>>
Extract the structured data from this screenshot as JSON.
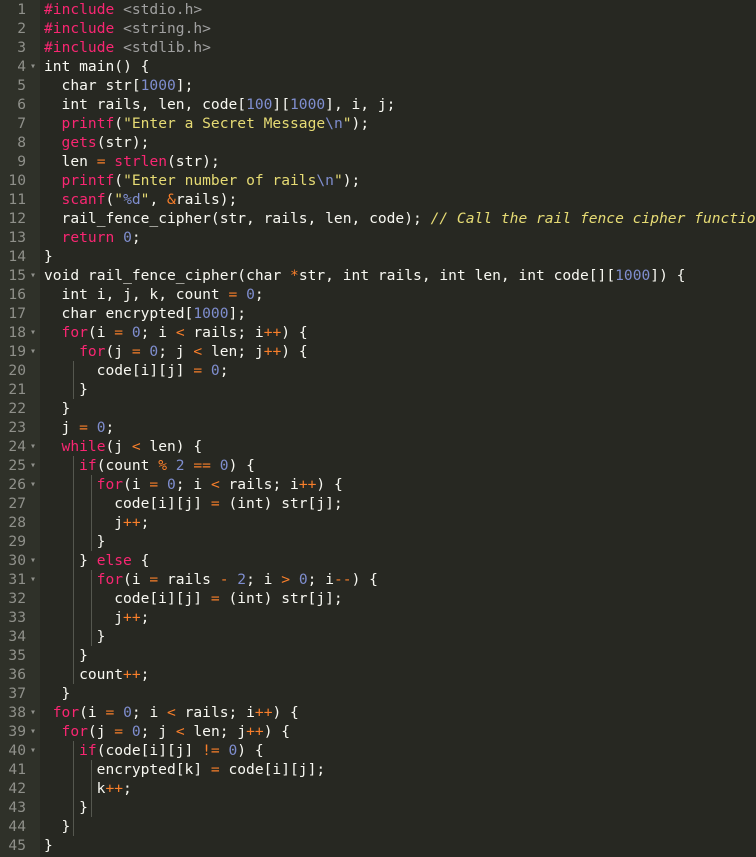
{
  "editor": {
    "lines": [
      {
        "num": "1",
        "fold": "",
        "indent": 0,
        "tokens": [
          {
            "t": "#include ",
            "c": "c-include"
          },
          {
            "t": "<stdio.h>",
            "c": "c-header"
          }
        ]
      },
      {
        "num": "2",
        "fold": "",
        "indent": 0,
        "tokens": [
          {
            "t": "#include ",
            "c": "c-include"
          },
          {
            "t": "<string.h>",
            "c": "c-header"
          }
        ]
      },
      {
        "num": "3",
        "fold": "",
        "indent": 0,
        "tokens": [
          {
            "t": "#include ",
            "c": "c-include"
          },
          {
            "t": "<stdlib.h>",
            "c": "c-header"
          }
        ]
      },
      {
        "num": "4",
        "fold": "▾",
        "indent": 0,
        "tokens": [
          {
            "t": "int main() {",
            "c": ""
          }
        ]
      },
      {
        "num": "5",
        "fold": "",
        "indent": 2,
        "tokens": [
          {
            "t": "char str[",
            "c": ""
          },
          {
            "t": "1000",
            "c": "c-num"
          },
          {
            "t": "];",
            "c": ""
          }
        ]
      },
      {
        "num": "6",
        "fold": "",
        "indent": 2,
        "tokens": [
          {
            "t": "int rails, len, code[",
            "c": ""
          },
          {
            "t": "100",
            "c": "c-num"
          },
          {
            "t": "][",
            "c": ""
          },
          {
            "t": "1000",
            "c": "c-num"
          },
          {
            "t": "], i, j;",
            "c": ""
          }
        ]
      },
      {
        "num": "7",
        "fold": "",
        "indent": 2,
        "tokens": [
          {
            "t": "printf",
            "c": "c-func"
          },
          {
            "t": "(",
            "c": ""
          },
          {
            "t": "\"Enter a Secret Message",
            "c": "c-str"
          },
          {
            "t": "\\n",
            "c": "c-esc"
          },
          {
            "t": "\"",
            "c": "c-str"
          },
          {
            "t": ");",
            "c": ""
          }
        ]
      },
      {
        "num": "8",
        "fold": "",
        "indent": 2,
        "tokens": [
          {
            "t": "gets",
            "c": "c-func"
          },
          {
            "t": "(str);",
            "c": ""
          }
        ]
      },
      {
        "num": "9",
        "fold": "",
        "indent": 2,
        "tokens": [
          {
            "t": "len ",
            "c": ""
          },
          {
            "t": "=",
            "c": "c-op"
          },
          {
            "t": " ",
            "c": ""
          },
          {
            "t": "strlen",
            "c": "c-func"
          },
          {
            "t": "(str);",
            "c": ""
          }
        ]
      },
      {
        "num": "10",
        "fold": "",
        "indent": 2,
        "tokens": [
          {
            "t": "printf",
            "c": "c-func"
          },
          {
            "t": "(",
            "c": ""
          },
          {
            "t": "\"Enter number of rails",
            "c": "c-str"
          },
          {
            "t": "\\n",
            "c": "c-esc"
          },
          {
            "t": "\"",
            "c": "c-str"
          },
          {
            "t": ");",
            "c": ""
          }
        ]
      },
      {
        "num": "11",
        "fold": "",
        "indent": 2,
        "tokens": [
          {
            "t": "scanf",
            "c": "c-func"
          },
          {
            "t": "(",
            "c": ""
          },
          {
            "t": "\"",
            "c": "c-str"
          },
          {
            "t": "%d",
            "c": "c-esc"
          },
          {
            "t": "\"",
            "c": "c-str"
          },
          {
            "t": ", ",
            "c": ""
          },
          {
            "t": "&",
            "c": "c-op"
          },
          {
            "t": "rails);",
            "c": ""
          }
        ]
      },
      {
        "num": "12",
        "fold": "",
        "indent": 2,
        "tokens": [
          {
            "t": "rail_fence_cipher(str, rails, len, code); ",
            "c": ""
          },
          {
            "t": "// Call the rail fence cipher function",
            "c": "c-cmt"
          }
        ]
      },
      {
        "num": "13",
        "fold": "",
        "indent": 2,
        "tokens": [
          {
            "t": "return ",
            "c": "c-kw"
          },
          {
            "t": "0",
            "c": "c-num"
          },
          {
            "t": ";",
            "c": ""
          }
        ]
      },
      {
        "num": "14",
        "fold": "",
        "indent": 0,
        "tokens": [
          {
            "t": "}",
            "c": ""
          }
        ]
      },
      {
        "num": "15",
        "fold": "▾",
        "indent": 0,
        "tokens": [
          {
            "t": "void rail_fence_cipher(char ",
            "c": ""
          },
          {
            "t": "*",
            "c": "c-ptr"
          },
          {
            "t": "str, int rails, int len, int code[][",
            "c": ""
          },
          {
            "t": "1000",
            "c": "c-num"
          },
          {
            "t": "]) {",
            "c": ""
          }
        ]
      },
      {
        "num": "16",
        "fold": "",
        "indent": 2,
        "tokens": [
          {
            "t": "int i, j, k, count ",
            "c": ""
          },
          {
            "t": "=",
            "c": "c-op"
          },
          {
            "t": " ",
            "c": ""
          },
          {
            "t": "0",
            "c": "c-num"
          },
          {
            "t": ";",
            "c": ""
          }
        ]
      },
      {
        "num": "17",
        "fold": "",
        "indent": 2,
        "tokens": [
          {
            "t": "char encrypted[",
            "c": ""
          },
          {
            "t": "1000",
            "c": "c-num"
          },
          {
            "t": "];",
            "c": ""
          }
        ]
      },
      {
        "num": "18",
        "fold": "▾",
        "indent": 2,
        "tokens": [
          {
            "t": "for",
            "c": "c-kw"
          },
          {
            "t": "(i ",
            "c": ""
          },
          {
            "t": "=",
            "c": "c-op"
          },
          {
            "t": " ",
            "c": ""
          },
          {
            "t": "0",
            "c": "c-num"
          },
          {
            "t": "; i ",
            "c": ""
          },
          {
            "t": "<",
            "c": "c-op"
          },
          {
            "t": " rails; i",
            "c": ""
          },
          {
            "t": "++",
            "c": "c-op"
          },
          {
            "t": ") {",
            "c": ""
          }
        ]
      },
      {
        "num": "19",
        "fold": "▾",
        "indent": 4,
        "tokens": [
          {
            "t": "for",
            "c": "c-kw"
          },
          {
            "t": "(j ",
            "c": ""
          },
          {
            "t": "=",
            "c": "c-op"
          },
          {
            "t": " ",
            "c": ""
          },
          {
            "t": "0",
            "c": "c-num"
          },
          {
            "t": "; j ",
            "c": ""
          },
          {
            "t": "<",
            "c": "c-op"
          },
          {
            "t": " len; j",
            "c": ""
          },
          {
            "t": "++",
            "c": "c-op"
          },
          {
            "t": ") {",
            "c": ""
          }
        ]
      },
      {
        "num": "20",
        "fold": "",
        "indent": 6,
        "tokens": [
          {
            "t": "code[i][j] ",
            "c": ""
          },
          {
            "t": "=",
            "c": "c-op"
          },
          {
            "t": " ",
            "c": ""
          },
          {
            "t": "0",
            "c": "c-num"
          },
          {
            "t": ";",
            "c": ""
          }
        ]
      },
      {
        "num": "21",
        "fold": "",
        "indent": 4,
        "tokens": [
          {
            "t": "}",
            "c": ""
          }
        ]
      },
      {
        "num": "22",
        "fold": "",
        "indent": 2,
        "tokens": [
          {
            "t": "}",
            "c": ""
          }
        ]
      },
      {
        "num": "23",
        "fold": "",
        "indent": 2,
        "tokens": [
          {
            "t": "j ",
            "c": ""
          },
          {
            "t": "=",
            "c": "c-op"
          },
          {
            "t": " ",
            "c": ""
          },
          {
            "t": "0",
            "c": "c-num"
          },
          {
            "t": ";",
            "c": ""
          }
        ]
      },
      {
        "num": "24",
        "fold": "▾",
        "indent": 2,
        "tokens": [
          {
            "t": "while",
            "c": "c-kw"
          },
          {
            "t": "(j ",
            "c": ""
          },
          {
            "t": "<",
            "c": "c-op"
          },
          {
            "t": " len) {",
            "c": ""
          }
        ]
      },
      {
        "num": "25",
        "fold": "▾",
        "indent": 4,
        "tokens": [
          {
            "t": "if",
            "c": "c-kw"
          },
          {
            "t": "(count ",
            "c": ""
          },
          {
            "t": "%",
            "c": "c-op"
          },
          {
            "t": " ",
            "c": ""
          },
          {
            "t": "2",
            "c": "c-num"
          },
          {
            "t": " ",
            "c": ""
          },
          {
            "t": "==",
            "c": "c-op"
          },
          {
            "t": " ",
            "c": ""
          },
          {
            "t": "0",
            "c": "c-num"
          },
          {
            "t": ") {",
            "c": ""
          }
        ]
      },
      {
        "num": "26",
        "fold": "▾",
        "indent": 6,
        "tokens": [
          {
            "t": "for",
            "c": "c-kw"
          },
          {
            "t": "(i ",
            "c": ""
          },
          {
            "t": "=",
            "c": "c-op"
          },
          {
            "t": " ",
            "c": ""
          },
          {
            "t": "0",
            "c": "c-num"
          },
          {
            "t": "; i ",
            "c": ""
          },
          {
            "t": "<",
            "c": "c-op"
          },
          {
            "t": " rails; i",
            "c": ""
          },
          {
            "t": "++",
            "c": "c-op"
          },
          {
            "t": ") {",
            "c": ""
          }
        ]
      },
      {
        "num": "27",
        "fold": "",
        "indent": 8,
        "tokens": [
          {
            "t": "code[i][j] ",
            "c": ""
          },
          {
            "t": "=",
            "c": "c-op"
          },
          {
            "t": " (int) str[j];",
            "c": ""
          }
        ]
      },
      {
        "num": "28",
        "fold": "",
        "indent": 8,
        "tokens": [
          {
            "t": "j",
            "c": ""
          },
          {
            "t": "++",
            "c": "c-op"
          },
          {
            "t": ";",
            "c": ""
          }
        ]
      },
      {
        "num": "29",
        "fold": "",
        "indent": 6,
        "tokens": [
          {
            "t": "}",
            "c": ""
          }
        ]
      },
      {
        "num": "30",
        "fold": "▾",
        "indent": 4,
        "tokens": [
          {
            "t": "} ",
            "c": ""
          },
          {
            "t": "else",
            "c": "c-kw"
          },
          {
            "t": " {",
            "c": ""
          }
        ]
      },
      {
        "num": "31",
        "fold": "▾",
        "indent": 6,
        "tokens": [
          {
            "t": "for",
            "c": "c-kw"
          },
          {
            "t": "(i ",
            "c": ""
          },
          {
            "t": "=",
            "c": "c-op"
          },
          {
            "t": " rails ",
            "c": ""
          },
          {
            "t": "-",
            "c": "c-op"
          },
          {
            "t": " ",
            "c": ""
          },
          {
            "t": "2",
            "c": "c-num"
          },
          {
            "t": "; i ",
            "c": ""
          },
          {
            "t": ">",
            "c": "c-op"
          },
          {
            "t": " ",
            "c": ""
          },
          {
            "t": "0",
            "c": "c-num"
          },
          {
            "t": "; i",
            "c": ""
          },
          {
            "t": "--",
            "c": "c-op"
          },
          {
            "t": ") {",
            "c": ""
          }
        ]
      },
      {
        "num": "32",
        "fold": "",
        "indent": 8,
        "tokens": [
          {
            "t": "code[i][j] ",
            "c": ""
          },
          {
            "t": "=",
            "c": "c-op"
          },
          {
            "t": " (int) str[j];",
            "c": ""
          }
        ]
      },
      {
        "num": "33",
        "fold": "",
        "indent": 8,
        "tokens": [
          {
            "t": "j",
            "c": ""
          },
          {
            "t": "++",
            "c": "c-op"
          },
          {
            "t": ";",
            "c": ""
          }
        ]
      },
      {
        "num": "34",
        "fold": "",
        "indent": 6,
        "tokens": [
          {
            "t": "}",
            "c": ""
          }
        ]
      },
      {
        "num": "35",
        "fold": "",
        "indent": 4,
        "tokens": [
          {
            "t": "}",
            "c": ""
          }
        ]
      },
      {
        "num": "36",
        "fold": "",
        "indent": 4,
        "tokens": [
          {
            "t": "count",
            "c": ""
          },
          {
            "t": "++",
            "c": "c-op"
          },
          {
            "t": ";",
            "c": ""
          }
        ]
      },
      {
        "num": "37",
        "fold": "",
        "indent": 2,
        "tokens": [
          {
            "t": "}",
            "c": ""
          }
        ]
      },
      {
        "num": "38",
        "fold": "▾",
        "indent": 1,
        "tokens": [
          {
            "t": "for",
            "c": "c-kw"
          },
          {
            "t": "(i ",
            "c": ""
          },
          {
            "t": "=",
            "c": "c-op"
          },
          {
            "t": " ",
            "c": ""
          },
          {
            "t": "0",
            "c": "c-num"
          },
          {
            "t": "; i ",
            "c": ""
          },
          {
            "t": "<",
            "c": "c-op"
          },
          {
            "t": " rails; i",
            "c": ""
          },
          {
            "t": "++",
            "c": "c-op"
          },
          {
            "t": ") {",
            "c": ""
          }
        ]
      },
      {
        "num": "39",
        "fold": "▾",
        "indent": 2,
        "tokens": [
          {
            "t": "for",
            "c": "c-kw"
          },
          {
            "t": "(j ",
            "c": ""
          },
          {
            "t": "=",
            "c": "c-op"
          },
          {
            "t": " ",
            "c": ""
          },
          {
            "t": "0",
            "c": "c-num"
          },
          {
            "t": "; j ",
            "c": ""
          },
          {
            "t": "<",
            "c": "c-op"
          },
          {
            "t": " len; j",
            "c": ""
          },
          {
            "t": "++",
            "c": "c-op"
          },
          {
            "t": ") {",
            "c": ""
          }
        ]
      },
      {
        "num": "40",
        "fold": "▾",
        "indent": 4,
        "tokens": [
          {
            "t": "if",
            "c": "c-kw"
          },
          {
            "t": "(code[i][j] ",
            "c": ""
          },
          {
            "t": "!=",
            "c": "c-op"
          },
          {
            "t": " ",
            "c": ""
          },
          {
            "t": "0",
            "c": "c-num"
          },
          {
            "t": ") {",
            "c": ""
          }
        ]
      },
      {
        "num": "41",
        "fold": "",
        "indent": 6,
        "tokens": [
          {
            "t": "encrypted[k] ",
            "c": ""
          },
          {
            "t": "=",
            "c": "c-op"
          },
          {
            "t": " code[i][j];",
            "c": ""
          }
        ]
      },
      {
        "num": "42",
        "fold": "",
        "indent": 6,
        "tokens": [
          {
            "t": "k",
            "c": ""
          },
          {
            "t": "++",
            "c": "c-op"
          },
          {
            "t": ";",
            "c": ""
          }
        ]
      },
      {
        "num": "43",
        "fold": "",
        "indent": 4,
        "tokens": [
          {
            "t": "}",
            "c": ""
          }
        ]
      },
      {
        "num": "44",
        "fold": "",
        "indent": 2,
        "tokens": [
          {
            "t": "}",
            "c": ""
          }
        ]
      },
      {
        "num": "45",
        "fold": "",
        "indent": 0,
        "tokens": [
          {
            "t": "}",
            "c": ""
          }
        ]
      }
    ]
  }
}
<<
### What is required
Filter the records down to the lines that contain the string "Enter", and copy those lines.

### Response
            "t": "\"Enter a Secret Message",
            "t": "\"Enter number of rails",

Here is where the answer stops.